Exercise objective = Check every line of the material below for the string "name", and return the ones that have it.

-- Start Records shown --

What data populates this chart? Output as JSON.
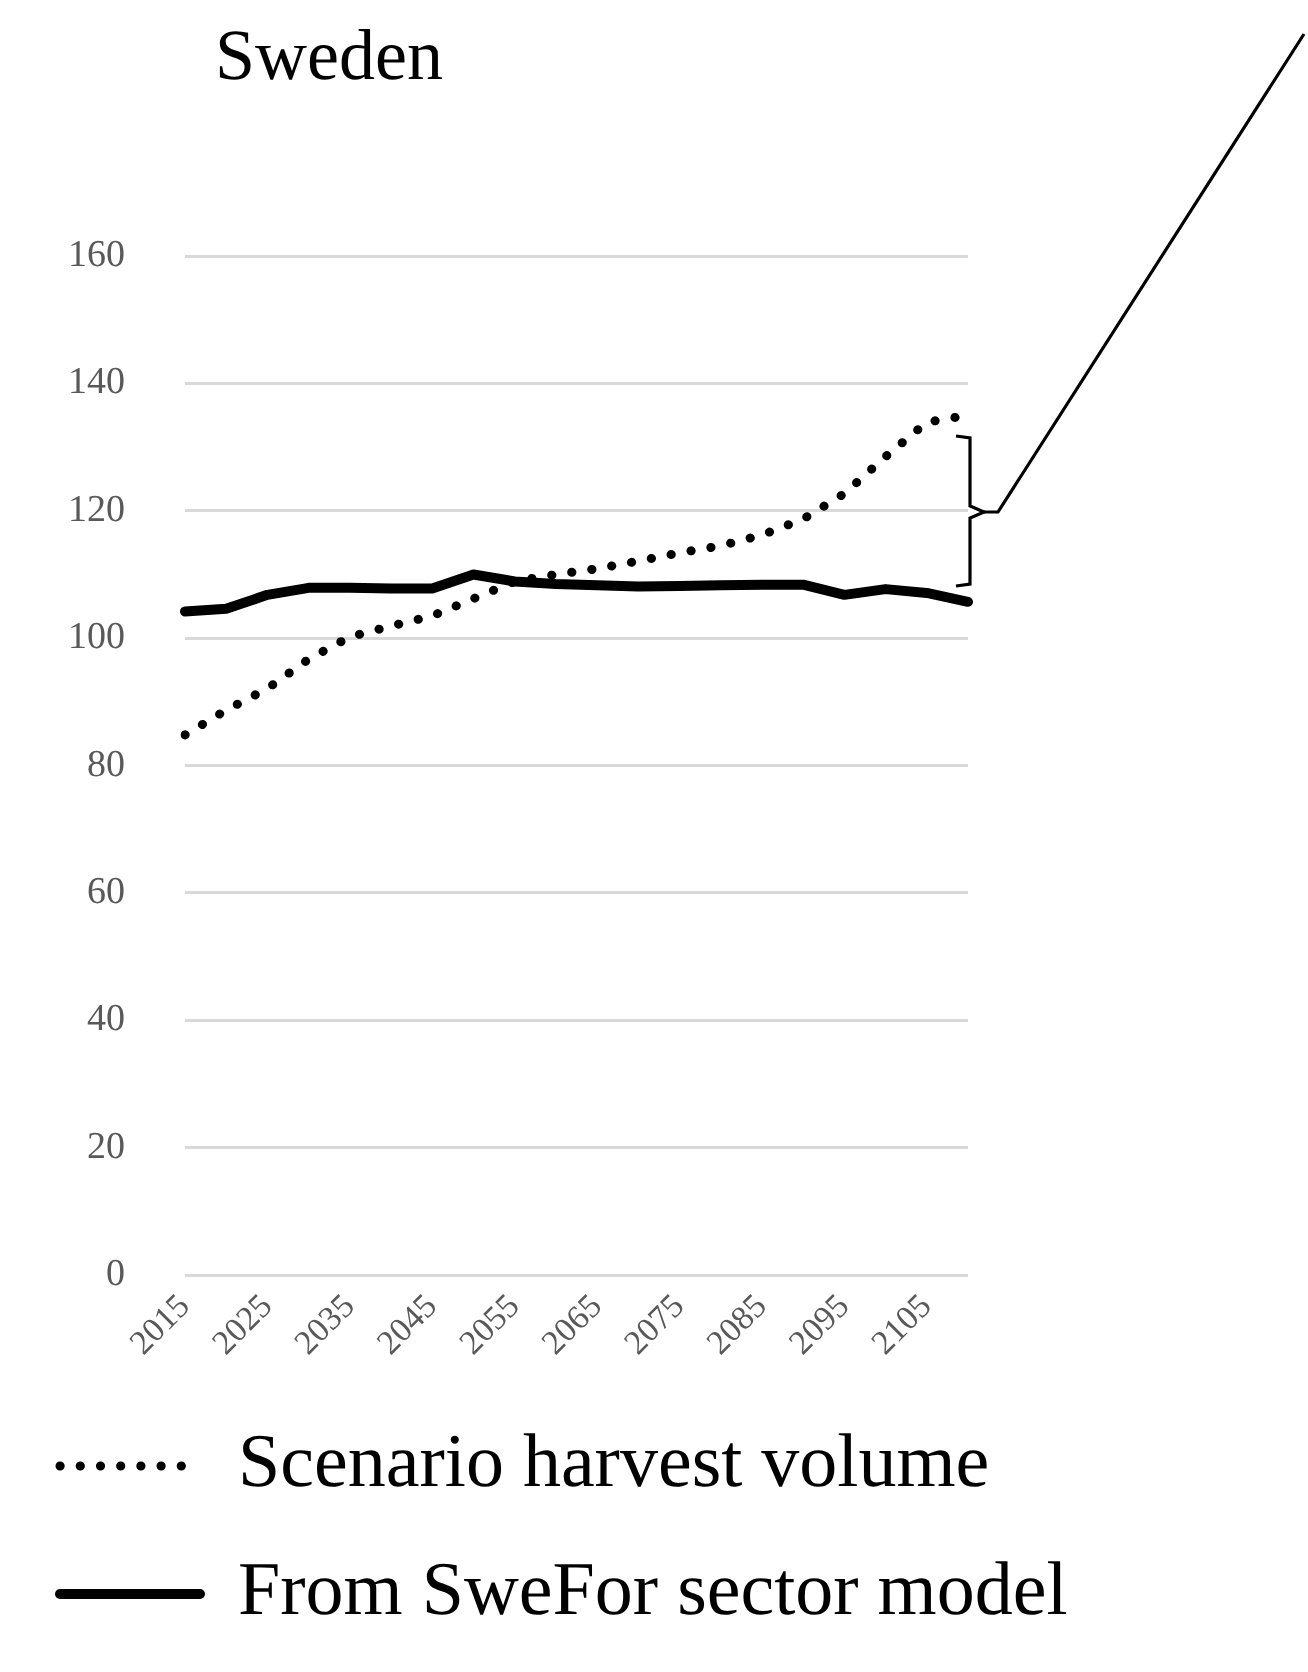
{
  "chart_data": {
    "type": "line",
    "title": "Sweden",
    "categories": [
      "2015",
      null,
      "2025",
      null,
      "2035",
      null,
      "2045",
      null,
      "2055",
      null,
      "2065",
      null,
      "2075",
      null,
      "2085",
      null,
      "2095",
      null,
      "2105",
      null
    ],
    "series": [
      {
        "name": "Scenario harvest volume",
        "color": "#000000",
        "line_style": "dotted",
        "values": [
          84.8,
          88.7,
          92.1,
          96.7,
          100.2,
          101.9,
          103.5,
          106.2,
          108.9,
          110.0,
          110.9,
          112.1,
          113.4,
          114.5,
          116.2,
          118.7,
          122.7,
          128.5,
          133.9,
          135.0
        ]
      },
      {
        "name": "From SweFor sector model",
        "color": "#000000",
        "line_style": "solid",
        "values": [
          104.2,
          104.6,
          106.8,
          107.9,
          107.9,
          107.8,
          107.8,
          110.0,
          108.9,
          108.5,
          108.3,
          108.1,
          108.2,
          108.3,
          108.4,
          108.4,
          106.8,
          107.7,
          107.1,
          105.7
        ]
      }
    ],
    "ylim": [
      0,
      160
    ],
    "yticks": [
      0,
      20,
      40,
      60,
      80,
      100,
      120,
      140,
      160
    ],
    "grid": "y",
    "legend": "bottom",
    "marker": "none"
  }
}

-- End Records shown --
-- Start Records shown --

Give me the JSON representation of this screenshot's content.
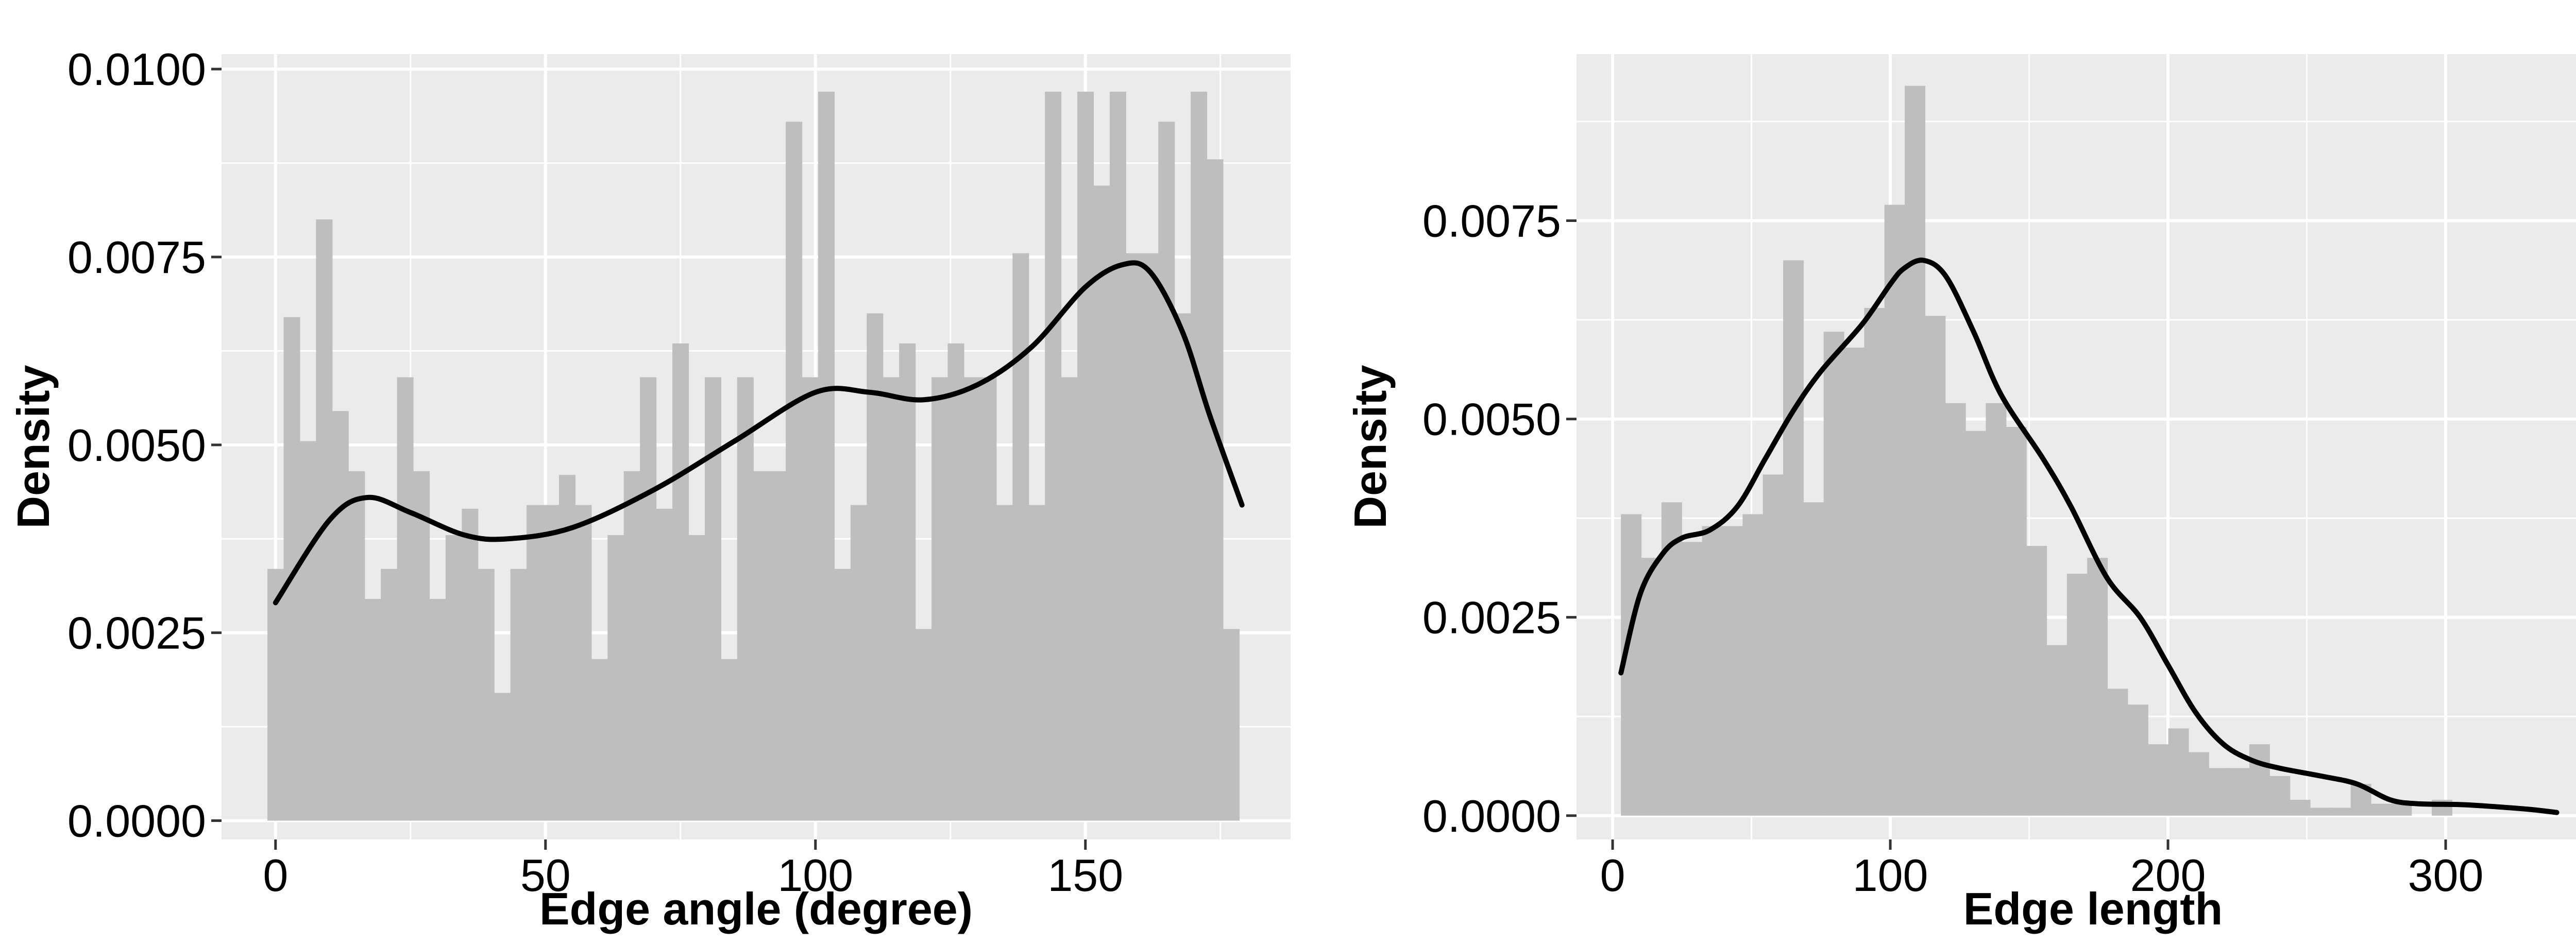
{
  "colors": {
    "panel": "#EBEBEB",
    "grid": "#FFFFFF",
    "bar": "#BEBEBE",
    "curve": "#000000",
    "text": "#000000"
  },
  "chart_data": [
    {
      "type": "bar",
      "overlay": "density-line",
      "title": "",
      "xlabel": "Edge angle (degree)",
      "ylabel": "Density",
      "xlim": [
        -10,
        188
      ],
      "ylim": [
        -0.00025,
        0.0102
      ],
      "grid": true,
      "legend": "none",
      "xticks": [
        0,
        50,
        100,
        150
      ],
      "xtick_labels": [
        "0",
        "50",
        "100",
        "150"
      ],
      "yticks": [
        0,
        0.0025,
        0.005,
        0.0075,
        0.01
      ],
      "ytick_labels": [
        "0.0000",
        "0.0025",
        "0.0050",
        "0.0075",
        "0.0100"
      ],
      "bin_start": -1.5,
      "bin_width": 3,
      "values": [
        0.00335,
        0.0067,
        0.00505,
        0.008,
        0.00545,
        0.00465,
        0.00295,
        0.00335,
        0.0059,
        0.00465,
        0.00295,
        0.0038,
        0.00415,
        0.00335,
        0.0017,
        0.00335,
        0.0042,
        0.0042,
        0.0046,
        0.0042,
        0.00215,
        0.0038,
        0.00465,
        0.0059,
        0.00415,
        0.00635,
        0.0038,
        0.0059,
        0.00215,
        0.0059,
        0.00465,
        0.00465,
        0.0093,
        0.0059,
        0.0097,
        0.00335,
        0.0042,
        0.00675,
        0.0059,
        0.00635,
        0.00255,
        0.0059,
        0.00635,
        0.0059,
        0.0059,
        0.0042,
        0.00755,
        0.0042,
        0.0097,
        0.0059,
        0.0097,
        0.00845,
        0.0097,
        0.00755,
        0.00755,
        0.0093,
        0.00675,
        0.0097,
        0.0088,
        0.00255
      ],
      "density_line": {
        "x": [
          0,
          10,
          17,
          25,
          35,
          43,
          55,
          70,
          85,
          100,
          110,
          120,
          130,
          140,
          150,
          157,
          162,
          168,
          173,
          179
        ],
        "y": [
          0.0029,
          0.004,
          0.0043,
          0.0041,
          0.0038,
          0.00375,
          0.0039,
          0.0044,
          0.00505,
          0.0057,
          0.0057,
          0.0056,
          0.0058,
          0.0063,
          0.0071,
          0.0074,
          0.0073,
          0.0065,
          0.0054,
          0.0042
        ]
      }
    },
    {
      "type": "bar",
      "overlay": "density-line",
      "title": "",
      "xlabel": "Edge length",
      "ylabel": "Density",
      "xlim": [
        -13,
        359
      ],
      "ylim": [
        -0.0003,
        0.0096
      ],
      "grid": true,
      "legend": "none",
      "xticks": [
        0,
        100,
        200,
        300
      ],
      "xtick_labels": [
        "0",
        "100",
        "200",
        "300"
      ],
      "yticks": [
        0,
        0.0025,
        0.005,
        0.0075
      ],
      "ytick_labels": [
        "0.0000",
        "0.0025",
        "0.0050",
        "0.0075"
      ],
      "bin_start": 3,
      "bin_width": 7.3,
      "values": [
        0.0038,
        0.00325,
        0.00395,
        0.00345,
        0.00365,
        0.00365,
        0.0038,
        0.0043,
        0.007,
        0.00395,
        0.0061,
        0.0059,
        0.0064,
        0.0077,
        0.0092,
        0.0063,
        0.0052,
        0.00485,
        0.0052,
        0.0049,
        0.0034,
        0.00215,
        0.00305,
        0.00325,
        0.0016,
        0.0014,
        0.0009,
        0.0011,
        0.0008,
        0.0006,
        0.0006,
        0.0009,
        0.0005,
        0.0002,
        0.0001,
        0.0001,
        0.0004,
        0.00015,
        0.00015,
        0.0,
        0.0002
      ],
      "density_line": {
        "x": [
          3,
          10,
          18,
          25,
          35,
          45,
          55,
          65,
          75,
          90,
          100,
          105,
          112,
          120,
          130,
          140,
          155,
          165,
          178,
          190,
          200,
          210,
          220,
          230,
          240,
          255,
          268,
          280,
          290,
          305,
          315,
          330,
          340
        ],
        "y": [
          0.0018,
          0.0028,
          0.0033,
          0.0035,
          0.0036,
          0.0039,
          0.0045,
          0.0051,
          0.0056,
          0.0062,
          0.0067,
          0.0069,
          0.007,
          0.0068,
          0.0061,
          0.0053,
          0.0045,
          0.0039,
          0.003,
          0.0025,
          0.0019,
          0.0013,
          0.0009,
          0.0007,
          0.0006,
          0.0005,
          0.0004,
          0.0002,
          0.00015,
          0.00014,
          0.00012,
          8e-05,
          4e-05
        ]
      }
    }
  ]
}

-- End Records shown --

Exercise result =
        "name": "Scenario harvest volume",
        "name": "From SweFor sector model",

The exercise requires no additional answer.